> What to produce: Print out the material that follows word for word.

.....

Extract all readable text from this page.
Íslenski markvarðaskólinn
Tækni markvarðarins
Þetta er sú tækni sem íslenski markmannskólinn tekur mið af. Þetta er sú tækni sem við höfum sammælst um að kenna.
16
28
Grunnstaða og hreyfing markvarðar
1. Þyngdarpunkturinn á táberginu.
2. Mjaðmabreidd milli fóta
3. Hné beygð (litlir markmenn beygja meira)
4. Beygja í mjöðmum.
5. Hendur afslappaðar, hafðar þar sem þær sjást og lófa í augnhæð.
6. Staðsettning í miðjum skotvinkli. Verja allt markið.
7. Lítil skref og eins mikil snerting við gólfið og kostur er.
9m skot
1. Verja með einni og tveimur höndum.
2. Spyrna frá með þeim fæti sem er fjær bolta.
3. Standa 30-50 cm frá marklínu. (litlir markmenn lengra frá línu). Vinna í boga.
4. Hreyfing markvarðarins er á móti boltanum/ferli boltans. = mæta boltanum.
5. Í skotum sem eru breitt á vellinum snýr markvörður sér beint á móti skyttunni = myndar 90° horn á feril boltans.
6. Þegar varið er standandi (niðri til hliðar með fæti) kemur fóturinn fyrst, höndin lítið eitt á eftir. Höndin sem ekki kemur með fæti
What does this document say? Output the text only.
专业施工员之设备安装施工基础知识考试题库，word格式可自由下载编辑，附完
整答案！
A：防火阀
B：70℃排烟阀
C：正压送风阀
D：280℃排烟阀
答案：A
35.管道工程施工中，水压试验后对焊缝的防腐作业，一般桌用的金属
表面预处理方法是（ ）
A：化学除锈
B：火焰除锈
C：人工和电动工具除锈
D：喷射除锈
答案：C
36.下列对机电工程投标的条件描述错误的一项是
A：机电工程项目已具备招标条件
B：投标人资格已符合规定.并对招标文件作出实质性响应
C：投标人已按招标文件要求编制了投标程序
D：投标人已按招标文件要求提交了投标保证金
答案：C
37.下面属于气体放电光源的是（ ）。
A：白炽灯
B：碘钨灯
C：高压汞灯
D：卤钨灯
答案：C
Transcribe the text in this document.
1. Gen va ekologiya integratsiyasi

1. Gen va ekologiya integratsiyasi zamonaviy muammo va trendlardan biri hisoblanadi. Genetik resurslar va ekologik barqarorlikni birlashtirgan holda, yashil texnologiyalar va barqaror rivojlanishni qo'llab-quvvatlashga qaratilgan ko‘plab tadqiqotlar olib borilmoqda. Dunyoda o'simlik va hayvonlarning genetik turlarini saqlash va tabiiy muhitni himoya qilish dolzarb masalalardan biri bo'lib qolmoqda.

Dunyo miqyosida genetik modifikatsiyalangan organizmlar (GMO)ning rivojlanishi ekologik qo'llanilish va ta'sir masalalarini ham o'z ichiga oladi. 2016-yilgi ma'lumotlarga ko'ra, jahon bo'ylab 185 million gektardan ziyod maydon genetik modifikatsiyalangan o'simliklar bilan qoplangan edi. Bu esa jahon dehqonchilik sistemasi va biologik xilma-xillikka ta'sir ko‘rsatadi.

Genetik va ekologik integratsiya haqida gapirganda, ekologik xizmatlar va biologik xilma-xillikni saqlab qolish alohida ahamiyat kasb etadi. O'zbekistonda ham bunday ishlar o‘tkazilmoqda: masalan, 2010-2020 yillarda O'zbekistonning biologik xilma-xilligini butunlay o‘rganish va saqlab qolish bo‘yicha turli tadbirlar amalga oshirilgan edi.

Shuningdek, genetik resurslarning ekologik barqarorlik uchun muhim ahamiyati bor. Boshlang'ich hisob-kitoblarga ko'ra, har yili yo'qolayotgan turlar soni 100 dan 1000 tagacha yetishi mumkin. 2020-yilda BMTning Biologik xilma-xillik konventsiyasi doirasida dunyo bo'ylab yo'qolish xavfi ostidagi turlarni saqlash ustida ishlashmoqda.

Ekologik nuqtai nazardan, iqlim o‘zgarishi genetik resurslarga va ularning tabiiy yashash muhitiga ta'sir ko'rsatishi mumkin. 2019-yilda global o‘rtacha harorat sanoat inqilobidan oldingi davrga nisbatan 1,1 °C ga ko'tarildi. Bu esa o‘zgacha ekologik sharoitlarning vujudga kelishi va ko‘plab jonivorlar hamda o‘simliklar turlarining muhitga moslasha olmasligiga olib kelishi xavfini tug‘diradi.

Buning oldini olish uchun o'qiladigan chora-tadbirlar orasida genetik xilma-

.....

> Response to this exercise:
Extract all readable text from this page.
Íslenski markvarðaskólinn
Tækni markvarðarins
Þetta er sú tækni sem íslenski markmannskólinn tekur mið af. Þetta er sú tækni sem við höfum sammælst um að kenna.
16
28
Grunnstaða og hreyfing markvarðar
1. Þyngdarpunkturinn á táberginu.
2. Mjaðmabreidd milli fóta
3. Hné beygð (litlir markmenn beygja meira)
4. Beygja í mjöðmum.
5. Hendur afslappaðar, hafðar þar sem þær sjást og lófa í augnhæð.
6. Staðsettning í miðjum skotvinkli. Verja allt markið.
7. Lítil skref og eins mikil snerting við gólfið og kostur er.
9m skot
1. Verja með einni og tveimur höndum.
2. Spyrna frá með þeim fæti sem er fjær bolta.
3. Standa 30-50 cm frá marklínu. (litlir markmenn lengra frá línu). Vinna í boga.
4. Hreyfing markvarðarins er á móti boltanum/ferli boltans. = mæta boltanum.
5. Í skotum sem eru breitt á vellinum snýr markvörður sér beint á móti skyttunni = myndar 90° horn á feril boltans.
6. Þegar varið er standandi (niðri til hliðar með fæti) kemur fóturinn fyrst, höndin lítið eitt á eftir. Höndin sem ekki kemur með fæti
What does this document say? Output the text only.
专业施工员之设备安装施工基础知识考试题库，word格式可自由下载编辑，附完
整答案！
A：防火阀
B：70℃排烟阀
C：正压送风阀
D：280℃排烟阀
答案：A
35.管道工程施工中，水压试验后对焊缝的防腐作业，一般桌用的金属
表面预处理方法是（ ）
A：化学除锈
B：火焰除锈
C：人工和电动工具除锈
D：喷射除锈
答案：C
36.下列对机电工程投标的条件描述错误的一项是
A：机电工程项目已具备招标条件
B：投标人资格已符合规定.并对招标文件作出实质性响应
C：投标人已按招标文件要求编制了投标程序
D：投标人已按招标文件要求提交了投标保证金
答案：C
37.下面属于气体放电光源的是（ ）。
A：白炽灯
B：碘钨灯
C：高压汞灯
D：卤钨灯
答案：C
Transcribe the text in this document.
1. Gen va ekologiya integratsiyasi

1. Gen va ekologiya integratsiyasi zamonaviy muammo va trendlardan biri hisoblanadi. Genetik resurslar va ekologik barqarorlikni birlashtirgan holda, yashil texnologiyalar va barqaror rivojlanishni qo'llab-quvvatlashga qaratilgan ko‘plab tadqiqotlar olib borilmoqda. Dunyoda o'simlik va hayvonlarning genetik turlarini saqlash va tabiiy muhitni himoya qilish dolzarb masalalardan biri bo'lib qolmoqda.

Dunyo miqyosida genetik modifikatsiyalangan organizmlar (GMO)ning rivojlanishi ekologik qo'llanilish va ta'sir masalalarini ham o'z ichiga oladi. 2016-yilgi ma'lumotlarga ko'ra, jahon bo'ylab 185 million gektardan ziyod maydon genetik modifikatsiyalangan o'simliklar bilan qoplangan edi. Bu esa jahon dehqonchilik sistemasi va biologik xilma-xillikka ta'sir ko‘rsatadi.

Genetik va ekologik integratsiya haqida gapirganda, ekologik xizmatlar va biologik xilma-xillikni saqlab qolish alohida ahamiyat kasb etadi. O'zbekistonda ham bunday ishlar o‘tkazilmoqda: masalan, 2010-2020 yillarda O'zbekistonning biologik xilma-xilligini butunlay o‘rganish va saqlab qolish bo‘yicha turli tadbirlar amalga oshirilgan edi.

Shuningdek, genetik resurslarning ekologik barqarorlik uchun muhim ahamiyati bor. Boshlang'ich hisob-kitoblarga ko'ra, har yili yo'qolayotgan turlar soni 100 dan 1000 tagacha yetishi mumkin. 2020-yilda BMTning Biologik xilma-xillik konventsiyasi doirasida dunyo bo'ylab yo'qolish xavfi ostidagi turlarni saqlash ustida ishlashmoqda.

Ekologik nuqtai nazardan, iqlim o‘zgarishi genetik resurslarga va ularning tabiiy yashash muhitiga ta'sir ko'rsatishi mumkin. 2019-yilda global o‘rtacha harorat sanoat inqilobidan oldingi davrga nisbatan 1,1 °C ga ko'tarildi. Bu esa o‘zgacha ekologik sharoitlarning vujudga kelishi va ko‘plab jonivorlar hamda o‘simliklar turlarining muhitga moslasha olmasligiga olib kelishi xavfini tug‘diradi.

Buning oldini olish uchun o'qiladigan chora-tadbirlar orasida genetik xilma-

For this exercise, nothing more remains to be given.